___ STORED RECORDS ___

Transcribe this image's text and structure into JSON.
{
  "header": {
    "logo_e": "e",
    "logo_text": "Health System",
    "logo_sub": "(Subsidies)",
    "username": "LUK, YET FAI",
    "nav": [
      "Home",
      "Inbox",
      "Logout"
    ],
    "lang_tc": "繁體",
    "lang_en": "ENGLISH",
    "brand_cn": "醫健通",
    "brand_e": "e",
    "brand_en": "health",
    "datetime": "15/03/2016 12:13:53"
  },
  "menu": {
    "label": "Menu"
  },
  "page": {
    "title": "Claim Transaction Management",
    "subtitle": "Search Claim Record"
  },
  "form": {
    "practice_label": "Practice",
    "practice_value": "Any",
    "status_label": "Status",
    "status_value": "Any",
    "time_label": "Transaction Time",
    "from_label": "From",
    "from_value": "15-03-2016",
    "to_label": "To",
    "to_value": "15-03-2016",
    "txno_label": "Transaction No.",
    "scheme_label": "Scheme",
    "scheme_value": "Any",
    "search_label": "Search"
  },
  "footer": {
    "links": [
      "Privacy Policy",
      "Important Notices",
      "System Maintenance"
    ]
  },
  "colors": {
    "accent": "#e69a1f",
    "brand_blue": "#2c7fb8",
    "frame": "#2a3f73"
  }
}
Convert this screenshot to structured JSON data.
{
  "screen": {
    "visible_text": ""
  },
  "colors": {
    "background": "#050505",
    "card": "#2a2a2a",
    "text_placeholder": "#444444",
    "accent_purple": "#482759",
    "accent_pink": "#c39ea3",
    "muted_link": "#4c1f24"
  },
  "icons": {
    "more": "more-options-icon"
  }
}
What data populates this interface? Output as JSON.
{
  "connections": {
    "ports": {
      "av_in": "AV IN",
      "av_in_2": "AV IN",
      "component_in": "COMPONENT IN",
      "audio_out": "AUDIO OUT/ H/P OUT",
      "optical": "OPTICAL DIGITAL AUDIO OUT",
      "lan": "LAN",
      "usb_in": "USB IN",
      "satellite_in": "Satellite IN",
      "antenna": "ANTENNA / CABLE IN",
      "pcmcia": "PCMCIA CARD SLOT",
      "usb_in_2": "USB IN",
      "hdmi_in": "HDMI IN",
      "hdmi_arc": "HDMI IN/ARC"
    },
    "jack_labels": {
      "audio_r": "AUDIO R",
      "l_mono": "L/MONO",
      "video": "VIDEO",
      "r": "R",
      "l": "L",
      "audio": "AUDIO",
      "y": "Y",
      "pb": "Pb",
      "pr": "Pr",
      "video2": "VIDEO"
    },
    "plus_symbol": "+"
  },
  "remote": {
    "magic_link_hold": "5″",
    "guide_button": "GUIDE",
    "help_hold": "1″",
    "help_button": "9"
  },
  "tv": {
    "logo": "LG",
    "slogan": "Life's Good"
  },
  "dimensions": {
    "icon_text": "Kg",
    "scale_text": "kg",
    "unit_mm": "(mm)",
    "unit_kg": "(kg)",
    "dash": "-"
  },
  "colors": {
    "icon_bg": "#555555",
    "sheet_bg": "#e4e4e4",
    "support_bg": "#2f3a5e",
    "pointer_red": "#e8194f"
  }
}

___

§ WHAT IS REQUIRED: Each line of the material must be restated exactly.

§ SOLUTION:
Transcribe this image's text and structure into JSON.
{
  "header": {
    "logo_e": "e",
    "logo_text": "Health System",
    "logo_sub": "(Subsidies)",
    "username": "LUK, YET FAI",
    "nav": [
      "Home",
      "Inbox",
      "Logout"
    ],
    "lang_tc": "繁體",
    "lang_en": "ENGLISH",
    "brand_cn": "醫健通",
    "brand_e": "e",
    "brand_en": "health",
    "datetime": "15/03/2016 12:13:53"
  },
  "menu": {
    "label": "Menu"
  },
  "page": {
    "title": "Claim Transaction Management",
    "subtitle": "Search Claim Record"
  },
  "form": {
    "practice_label": "Practice",
    "practice_value": "Any",
    "status_label": "Status",
    "status_value": "Any",
    "time_label": "Transaction Time",
    "from_label": "From",
    "from_value": "15-03-2016",
    "to_label": "To",
    "to_value": "15-03-2016",
    "txno_label": "Transaction No.",
    "scheme_label": "Scheme",
    "scheme_value": "Any",
    "search_label": "Search"
  },
  "footer": {
    "links": [
      "Privacy Policy",
      "Important Notices",
      "System Maintenance"
    ]
  },
  "colors": {
    "accent": "#e69a1f",
    "brand_blue": "#2c7fb8",
    "frame": "#2a3f73"
  }
}
Convert this screenshot to structured JSON data.
{
  "screen": {
    "visible_text": ""
  },
  "colors": {
    "background": "#050505",
    "card": "#2a2a2a",
    "text_placeholder": "#444444",
    "accent_purple": "#482759",
    "accent_pink": "#c39ea3",
    "muted_link": "#4c1f24"
  },
  "icons": {
    "more": "more-options-icon"
  }
}
What data populates this interface? Output as JSON.
{
  "connections": {
    "ports": {
      "av_in": "AV IN",
      "av_in_2": "AV IN",
      "component_in": "COMPONENT IN",
      "audio_out": "AUDIO OUT/ H/P OUT",
      "optical": "OPTICAL DIGITAL AUDIO OUT",
      "lan": "LAN",
      "usb_in": "USB IN",
      "satellite_in": "Satellite IN",
      "antenna": "ANTENNA / CABLE IN",
      "pcmcia": "PCMCIA CARD SLOT",
      "usb_in_2": "USB IN",
      "hdmi_in": "HDMI IN",
      "hdmi_arc": "HDMI IN/ARC"
    },
    "jack_labels": {
      "audio_r": "AUDIO R",
      "l_mono": "L/MONO",
      "video": "VIDEO",
      "r": "R",
      "l": "L",
      "audio": "AUDIO",
      "y": "Y",
      "pb": "Pb",
      "pr": "Pr",
      "video2": "VIDEO"
    },
    "plus_symbol": "+"
  },
  "remote": {
    "magic_link_hold": "5″",
    "guide_button": "GUIDE",
    "help_hold": "1″",
    "help_button": "9"
  },
  "tv": {
    "logo": "LG",
    "slogan": "Life's Good"
  },
  "dimensions": {
    "icon_text": "Kg",
    "scale_text": "kg",
    "unit_mm": "(mm)",
    "unit_kg": "(kg)",
    "dash": "-"
  },
  "colors": {
    "icon_bg": "#555555",
    "sheet_bg": "#e4e4e4",
    "support_bg": "#2f3a5e",
    "pointer_red": "#e8194f"
  }
}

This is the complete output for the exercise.